Output all the data exactly. Pictures do not belong in the copy.

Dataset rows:

== == ==

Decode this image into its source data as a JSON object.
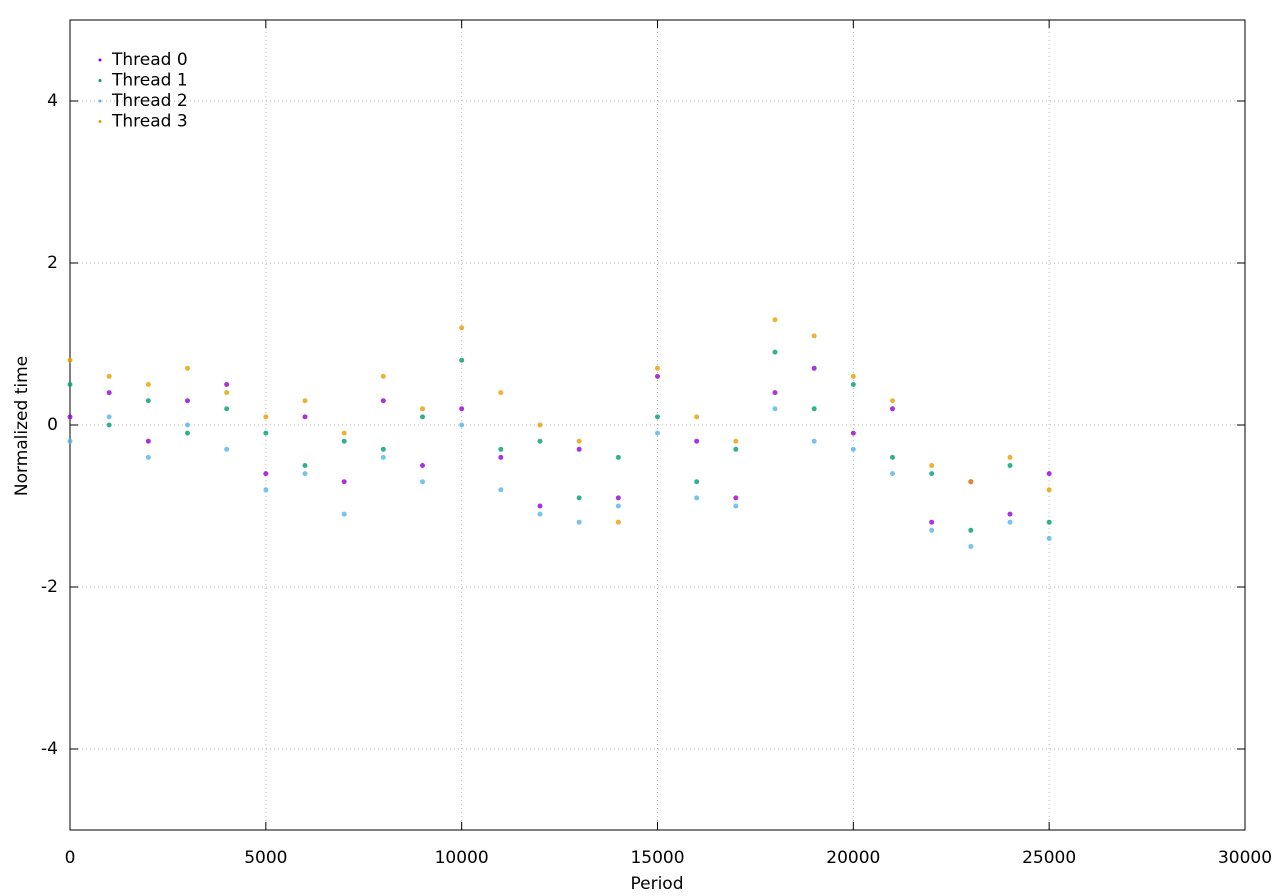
{
  "chart_data": {
    "type": "scatter",
    "xlabel": "Period",
    "ylabel": "Normalized time",
    "x": [
      0,
      1000,
      2000,
      3000,
      4000,
      5000,
      6000,
      7000,
      8000,
      9000,
      10000,
      11000,
      12000,
      13000,
      14000,
      15000,
      16000,
      17000,
      18000,
      19000,
      20000,
      21000,
      22000,
      23000,
      24000,
      25000
    ],
    "series": [
      {
        "name": "Thread 0",
        "color": "#9400d3",
        "values": [
          0.1,
          0.4,
          -0.2,
          0.3,
          0.5,
          -0.6,
          0.1,
          -0.7,
          0.3,
          -0.5,
          0.2,
          -0.4,
          -1.0,
          -0.3,
          -0.9,
          0.6,
          -0.2,
          -0.9,
          0.4,
          0.7,
          -0.1,
          0.2,
          -1.2,
          -0.7,
          -1.1,
          -0.6
        ]
      },
      {
        "name": "Thread 1",
        "color": "#009e73",
        "values": [
          0.5,
          0.0,
          0.3,
          -0.1,
          0.2,
          -0.1,
          -0.5,
          -0.2,
          -0.3,
          0.1,
          0.8,
          -0.3,
          -0.2,
          -0.9,
          -0.4,
          0.1,
          -0.7,
          -0.3,
          0.9,
          0.2,
          0.5,
          -0.4,
          -0.6,
          -1.3,
          -0.5,
          -1.2
        ]
      },
      {
        "name": "Thread 2",
        "color": "#56b4e9",
        "values": [
          -0.2,
          0.1,
          -0.4,
          0.0,
          -0.3,
          -0.8,
          -0.6,
          -1.1,
          -0.4,
          -0.7,
          0.0,
          -0.8,
          -1.1,
          -1.2,
          -1.0,
          -0.1,
          -0.9,
          -1.0,
          0.2,
          -0.2,
          -0.3,
          -0.6,
          -1.3,
          -1.5,
          -1.2,
          -1.4
        ]
      },
      {
        "name": "Thread 3",
        "color": "#e69f00",
        "values": [
          0.8,
          0.6,
          0.5,
          0.7,
          0.4,
          0.1,
          0.3,
          -0.1,
          0.6,
          0.2,
          1.2,
          0.4,
          0.0,
          -0.2,
          -1.2,
          0.7,
          0.1,
          -0.2,
          1.3,
          1.1,
          0.6,
          0.3,
          -0.5,
          -0.7,
          -0.4,
          -0.8
        ]
      }
    ],
    "xlim": [
      0,
      30000
    ],
    "xticks": [
      0,
      5000,
      10000,
      15000,
      20000,
      25000,
      30000
    ],
    "ylim": [
      -5,
      5
    ],
    "yticks": [
      -4,
      -2,
      0,
      2,
      4
    ],
    "grid": true,
    "legend": "top-left"
  }
}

== == ==

● OUTPUT FOR THIS TASK:
Decode this image into its source data as a JSON object.
{
  "chart_data": {
    "type": "scatter",
    "xlabel": "Period",
    "ylabel": "Normalized time",
    "x": [
      0,
      1000,
      2000,
      3000,
      4000,
      5000,
      6000,
      7000,
      8000,
      9000,
      10000,
      11000,
      12000,
      13000,
      14000,
      15000,
      16000,
      17000,
      18000,
      19000,
      20000,
      21000,
      22000,
      23000,
      24000,
      25000
    ],
    "series": [
      {
        "name": "Thread 0",
        "color": "#9400d3",
        "values": [
          0.1,
          0.4,
          -0.2,
          0.3,
          0.5,
          -0.6,
          0.1,
          -0.7,
          0.3,
          -0.5,
          0.2,
          -0.4,
          -1.0,
          -0.3,
          -0.9,
          0.6,
          -0.2,
          -0.9,
          0.4,
          0.7,
          -0.1,
          0.2,
          -1.2,
          -0.7,
          -1.1,
          -0.6
        ]
      },
      {
        "name": "Thread 1",
        "color": "#009e73",
        "values": [
          0.5,
          0.0,
          0.3,
          -0.1,
          0.2,
          -0.1,
          -0.5,
          -0.2,
          -0.3,
          0.1,
          0.8,
          -0.3,
          -0.2,
          -0.9,
          -0.4,
          0.1,
          -0.7,
          -0.3,
          0.9,
          0.2,
          0.5,
          -0.4,
          -0.6,
          -1.3,
          -0.5,
          -1.2
        ]
      },
      {
        "name": "Thread 2",
        "color": "#56b4e9",
        "values": [
          -0.2,
          0.1,
          -0.4,
          0.0,
          -0.3,
          -0.8,
          -0.6,
          -1.1,
          -0.4,
          -0.7,
          0.0,
          -0.8,
          -1.1,
          -1.2,
          -1.0,
          -0.1,
          -0.9,
          -1.0,
          0.2,
          -0.2,
          -0.3,
          -0.6,
          -1.3,
          -1.5,
          -1.2,
          -1.4
        ]
      },
      {
        "name": "Thread 3",
        "color": "#e69f00",
        "values": [
          0.8,
          0.6,
          0.5,
          0.7,
          0.4,
          0.1,
          0.3,
          -0.1,
          0.6,
          0.2,
          1.2,
          0.4,
          0.0,
          -0.2,
          -1.2,
          0.7,
          0.1,
          -0.2,
          1.3,
          1.1,
          0.6,
          0.3,
          -0.5,
          -0.7,
          -0.4,
          -0.8
        ]
      }
    ],
    "xlim": [
      0,
      30000
    ],
    "xticks": [
      0,
      5000,
      10000,
      15000,
      20000,
      25000,
      30000
    ],
    "ylim": [
      -5,
      5
    ],
    "yticks": [
      -4,
      -2,
      0,
      2,
      4
    ],
    "grid": true,
    "legend": "top-left"
  }
}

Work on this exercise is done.